▸ REQUIRED TASK
Reproduce the listing verbatim.

[Data records]

+ + + + + + +

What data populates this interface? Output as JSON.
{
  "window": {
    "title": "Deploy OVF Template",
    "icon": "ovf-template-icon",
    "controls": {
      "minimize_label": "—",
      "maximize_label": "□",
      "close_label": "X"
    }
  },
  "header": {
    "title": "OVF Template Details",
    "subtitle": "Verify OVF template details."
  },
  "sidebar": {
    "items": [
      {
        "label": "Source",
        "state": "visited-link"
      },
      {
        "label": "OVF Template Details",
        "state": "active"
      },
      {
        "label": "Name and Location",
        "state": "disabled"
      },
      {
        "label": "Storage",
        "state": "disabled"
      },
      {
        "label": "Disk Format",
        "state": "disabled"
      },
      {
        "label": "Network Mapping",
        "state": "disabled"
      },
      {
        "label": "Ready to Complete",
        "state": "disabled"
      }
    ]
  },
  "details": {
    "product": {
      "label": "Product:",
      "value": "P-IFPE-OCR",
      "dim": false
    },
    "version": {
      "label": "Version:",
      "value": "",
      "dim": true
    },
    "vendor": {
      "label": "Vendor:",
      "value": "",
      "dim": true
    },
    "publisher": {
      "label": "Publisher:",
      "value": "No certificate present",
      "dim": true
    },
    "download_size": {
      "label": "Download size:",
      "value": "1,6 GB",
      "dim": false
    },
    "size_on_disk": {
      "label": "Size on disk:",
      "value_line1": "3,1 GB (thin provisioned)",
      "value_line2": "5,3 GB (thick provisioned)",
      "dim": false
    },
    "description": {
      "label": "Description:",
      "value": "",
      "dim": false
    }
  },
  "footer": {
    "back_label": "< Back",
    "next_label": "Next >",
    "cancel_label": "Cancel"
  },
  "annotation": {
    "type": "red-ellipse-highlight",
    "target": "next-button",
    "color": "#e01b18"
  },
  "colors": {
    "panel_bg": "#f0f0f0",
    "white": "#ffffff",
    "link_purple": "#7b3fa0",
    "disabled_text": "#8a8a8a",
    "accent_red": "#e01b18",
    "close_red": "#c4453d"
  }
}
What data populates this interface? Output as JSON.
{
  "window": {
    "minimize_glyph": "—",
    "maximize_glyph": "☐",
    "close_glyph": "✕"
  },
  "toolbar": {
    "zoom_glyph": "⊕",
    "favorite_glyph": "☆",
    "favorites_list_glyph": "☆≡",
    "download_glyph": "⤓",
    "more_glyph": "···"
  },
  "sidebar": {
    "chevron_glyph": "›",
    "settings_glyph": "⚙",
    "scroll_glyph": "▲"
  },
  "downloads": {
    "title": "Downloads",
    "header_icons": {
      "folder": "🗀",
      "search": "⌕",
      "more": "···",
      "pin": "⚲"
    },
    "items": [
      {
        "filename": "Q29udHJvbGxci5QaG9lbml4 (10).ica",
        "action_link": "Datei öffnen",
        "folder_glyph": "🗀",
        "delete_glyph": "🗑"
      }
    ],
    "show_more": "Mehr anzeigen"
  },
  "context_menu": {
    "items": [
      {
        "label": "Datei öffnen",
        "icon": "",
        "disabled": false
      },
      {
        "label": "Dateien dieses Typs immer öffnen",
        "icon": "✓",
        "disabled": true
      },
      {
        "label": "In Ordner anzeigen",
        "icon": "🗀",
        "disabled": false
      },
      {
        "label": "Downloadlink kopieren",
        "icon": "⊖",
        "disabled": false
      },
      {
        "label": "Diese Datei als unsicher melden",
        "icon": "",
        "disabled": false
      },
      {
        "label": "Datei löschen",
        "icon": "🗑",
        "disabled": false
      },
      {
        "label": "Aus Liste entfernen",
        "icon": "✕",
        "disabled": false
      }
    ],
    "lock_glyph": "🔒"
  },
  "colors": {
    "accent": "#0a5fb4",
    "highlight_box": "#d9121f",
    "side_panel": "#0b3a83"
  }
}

+ + + + + + +

▸ EXPECTED ANSWER
What data populates this interface? Output as JSON.
{
  "window": {
    "title": "Deploy OVF Template",
    "icon": "ovf-template-icon",
    "controls": {
      "minimize_label": "—",
      "maximize_label": "□",
      "close_label": "X"
    }
  },
  "header": {
    "title": "OVF Template Details",
    "subtitle": "Verify OVF template details."
  },
  "sidebar": {
    "items": [
      {
        "label": "Source",
        "state": "visited-link"
      },
      {
        "label": "OVF Template Details",
        "state": "active"
      },
      {
        "label": "Name and Location",
        "state": "disabled"
      },
      {
        "label": "Storage",
        "state": "disabled"
      },
      {
        "label": "Disk Format",
        "state": "disabled"
      },
      {
        "label": "Network Mapping",
        "state": "disabled"
      },
      {
        "label": "Ready to Complete",
        "state": "disabled"
      }
    ]
  },
  "details": {
    "product": {
      "label": "Product:",
      "value": "P-IFPE-OCR",
      "dim": false
    },
    "version": {
      "label": "Version:",
      "value": "",
      "dim": true
    },
    "vendor": {
      "label": "Vendor:",
      "value": "",
      "dim": true
    },
    "publisher": {
      "label": "Publisher:",
      "value": "No certificate present",
      "dim": true
    },
    "download_size": {
      "label": "Download size:",
      "value": "1,6 GB",
      "dim": false
    },
    "size_on_disk": {
      "label": "Size on disk:",
      "value_line1": "3,1 GB (thin provisioned)",
      "value_line2": "5,3 GB (thick provisioned)",
      "dim": false
    },
    "description": {
      "label": "Description:",
      "value": "",
      "dim": false
    }
  },
  "footer": {
    "back_label": "< Back",
    "next_label": "Next >",
    "cancel_label": "Cancel"
  },
  "annotation": {
    "type": "red-ellipse-highlight",
    "target": "next-button",
    "color": "#e01b18"
  },
  "colors": {
    "panel_bg": "#f0f0f0",
    "white": "#ffffff",
    "link_purple": "#7b3fa0",
    "disabled_text": "#8a8a8a",
    "accent_red": "#e01b18",
    "close_red": "#c4453d"
  }
}
What data populates this interface? Output as JSON.
{
  "window": {
    "minimize_glyph": "—",
    "maximize_glyph": "☐",
    "close_glyph": "✕"
  },
  "toolbar": {
    "zoom_glyph": "⊕",
    "favorite_glyph": "☆",
    "favorites_list_glyph": "☆≡",
    "download_glyph": "⤓",
    "more_glyph": "···"
  },
  "sidebar": {
    "chevron_glyph": "›",
    "settings_glyph": "⚙",
    "scroll_glyph": "▲"
  },
  "downloads": {
    "title": "Downloads",
    "header_icons": {
      "folder": "🗀",
      "search": "⌕",
      "more": "···",
      "pin": "⚲"
    },
    "items": [
      {
        "filename": "Q29udHJvbGxci5QaG9lbml4 (10).ica",
        "action_link": "Datei öffnen",
        "folder_glyph": "🗀",
        "delete_glyph": "🗑"
      }
    ],
    "show_more": "Mehr anzeigen"
  },
  "context_menu": {
    "items": [
      {
        "label": "Datei öffnen",
        "icon": "",
        "disabled": false
      },
      {
        "label": "Dateien dieses Typs immer öffnen",
        "icon": "✓",
        "disabled": true
      },
      {
        "label": "In Ordner anzeigen",
        "icon": "🗀",
        "disabled": false
      },
      {
        "label": "Downloadlink kopieren",
        "icon": "⊖",
        "disabled": false
      },
      {
        "label": "Diese Datei als unsicher melden",
        "icon": "",
        "disabled": false
      },
      {
        "label": "Datei löschen",
        "icon": "🗑",
        "disabled": false
      },
      {
        "label": "Aus Liste entfernen",
        "icon": "✕",
        "disabled": false
      }
    ],
    "lock_glyph": "🔒"
  },
  "colors": {
    "accent": "#0a5fb4",
    "highlight_box": "#d9121f",
    "side_panel": "#0b3a83"
  }
}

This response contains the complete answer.